Given task
Using the entries that follow, count the lines containing the word "Расходы" and give that number by itself.
** begin Stored data **
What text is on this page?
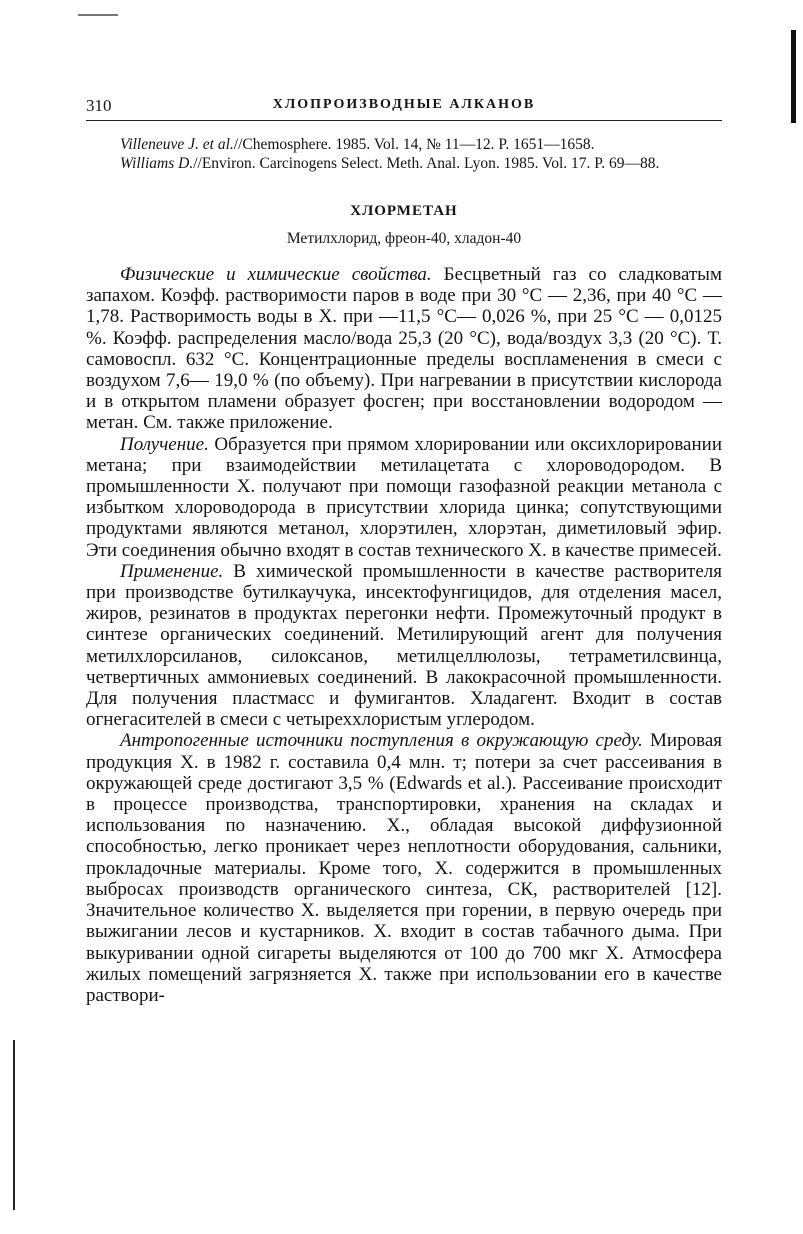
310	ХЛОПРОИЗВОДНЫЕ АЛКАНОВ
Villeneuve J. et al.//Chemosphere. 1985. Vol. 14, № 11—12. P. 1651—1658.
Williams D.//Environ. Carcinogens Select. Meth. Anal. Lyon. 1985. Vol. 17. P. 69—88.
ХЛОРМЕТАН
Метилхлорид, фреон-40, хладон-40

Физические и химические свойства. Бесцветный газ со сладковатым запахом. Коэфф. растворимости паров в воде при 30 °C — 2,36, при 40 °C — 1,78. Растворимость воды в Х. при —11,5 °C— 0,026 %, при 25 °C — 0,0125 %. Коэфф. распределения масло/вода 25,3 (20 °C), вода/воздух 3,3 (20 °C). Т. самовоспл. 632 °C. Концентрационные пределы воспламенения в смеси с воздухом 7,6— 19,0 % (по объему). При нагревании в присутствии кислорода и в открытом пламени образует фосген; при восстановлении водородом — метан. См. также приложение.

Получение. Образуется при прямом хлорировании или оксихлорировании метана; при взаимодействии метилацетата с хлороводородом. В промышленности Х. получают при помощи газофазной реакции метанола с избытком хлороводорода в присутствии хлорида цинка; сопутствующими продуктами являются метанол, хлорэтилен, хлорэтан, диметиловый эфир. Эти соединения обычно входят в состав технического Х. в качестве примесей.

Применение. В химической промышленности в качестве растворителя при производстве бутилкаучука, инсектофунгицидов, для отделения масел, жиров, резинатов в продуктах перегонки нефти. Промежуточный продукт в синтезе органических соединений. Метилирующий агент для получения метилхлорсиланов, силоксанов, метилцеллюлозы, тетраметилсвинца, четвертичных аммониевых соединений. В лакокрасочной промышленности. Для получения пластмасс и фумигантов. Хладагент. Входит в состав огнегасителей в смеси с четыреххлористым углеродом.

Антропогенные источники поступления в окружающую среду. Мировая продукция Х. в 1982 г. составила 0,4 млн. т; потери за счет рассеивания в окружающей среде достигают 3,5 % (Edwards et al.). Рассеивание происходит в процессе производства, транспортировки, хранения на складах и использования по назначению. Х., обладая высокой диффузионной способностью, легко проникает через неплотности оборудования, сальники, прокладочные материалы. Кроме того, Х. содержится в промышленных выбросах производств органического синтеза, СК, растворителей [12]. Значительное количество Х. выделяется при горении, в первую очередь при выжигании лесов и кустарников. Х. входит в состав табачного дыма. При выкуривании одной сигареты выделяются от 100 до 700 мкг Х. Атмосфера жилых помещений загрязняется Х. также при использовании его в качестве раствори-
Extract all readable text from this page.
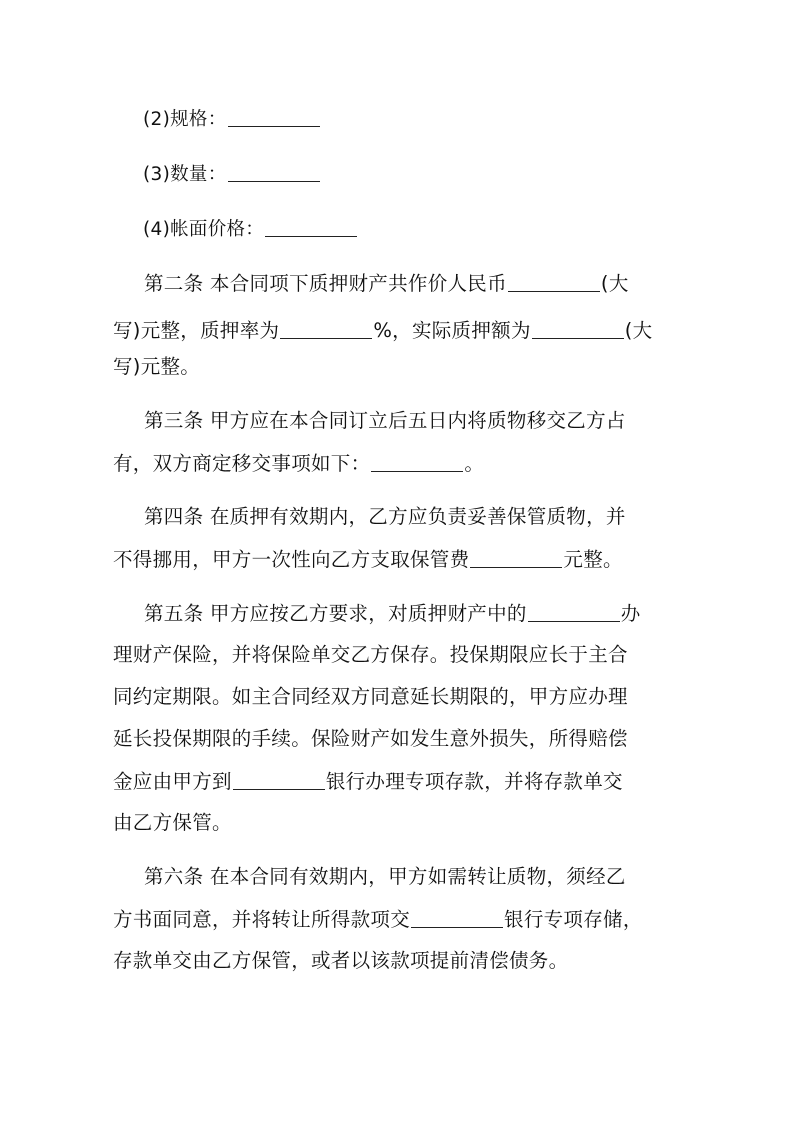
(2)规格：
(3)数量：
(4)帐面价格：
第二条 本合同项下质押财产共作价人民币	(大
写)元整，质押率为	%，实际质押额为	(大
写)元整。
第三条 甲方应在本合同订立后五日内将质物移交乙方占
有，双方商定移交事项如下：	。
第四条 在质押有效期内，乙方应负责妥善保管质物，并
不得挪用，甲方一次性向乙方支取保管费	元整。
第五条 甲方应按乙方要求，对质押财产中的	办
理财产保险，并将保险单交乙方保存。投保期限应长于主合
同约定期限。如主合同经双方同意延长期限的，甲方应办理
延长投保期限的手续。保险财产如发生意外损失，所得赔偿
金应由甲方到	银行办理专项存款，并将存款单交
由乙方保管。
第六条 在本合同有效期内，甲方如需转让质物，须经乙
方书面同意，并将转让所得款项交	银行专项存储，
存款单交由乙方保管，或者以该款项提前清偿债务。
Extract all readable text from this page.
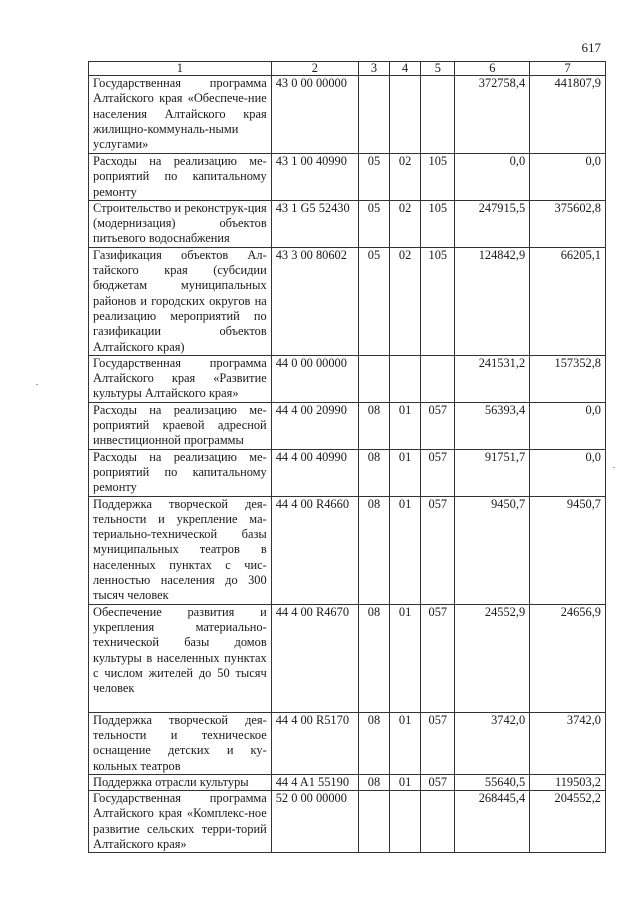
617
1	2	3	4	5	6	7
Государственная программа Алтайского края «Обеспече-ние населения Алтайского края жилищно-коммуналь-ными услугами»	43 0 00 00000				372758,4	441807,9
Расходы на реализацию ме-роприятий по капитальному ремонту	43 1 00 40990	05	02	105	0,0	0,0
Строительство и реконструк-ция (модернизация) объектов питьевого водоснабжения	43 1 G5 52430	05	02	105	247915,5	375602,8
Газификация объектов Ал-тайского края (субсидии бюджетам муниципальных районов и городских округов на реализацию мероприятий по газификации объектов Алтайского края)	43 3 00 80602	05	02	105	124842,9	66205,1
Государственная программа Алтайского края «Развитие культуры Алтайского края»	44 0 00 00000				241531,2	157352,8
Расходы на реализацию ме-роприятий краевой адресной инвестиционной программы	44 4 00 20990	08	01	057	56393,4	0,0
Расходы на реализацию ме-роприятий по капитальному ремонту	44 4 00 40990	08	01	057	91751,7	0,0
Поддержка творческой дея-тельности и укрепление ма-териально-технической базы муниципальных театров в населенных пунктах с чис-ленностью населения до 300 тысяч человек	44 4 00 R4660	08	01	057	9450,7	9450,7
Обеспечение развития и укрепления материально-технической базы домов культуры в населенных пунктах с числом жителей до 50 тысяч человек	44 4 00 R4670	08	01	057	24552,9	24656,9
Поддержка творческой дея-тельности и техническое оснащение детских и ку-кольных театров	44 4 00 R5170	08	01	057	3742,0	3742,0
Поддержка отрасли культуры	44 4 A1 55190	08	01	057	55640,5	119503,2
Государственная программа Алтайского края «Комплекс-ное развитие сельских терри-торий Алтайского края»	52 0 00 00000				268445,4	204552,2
** end Stored data **
Solution to the problem
3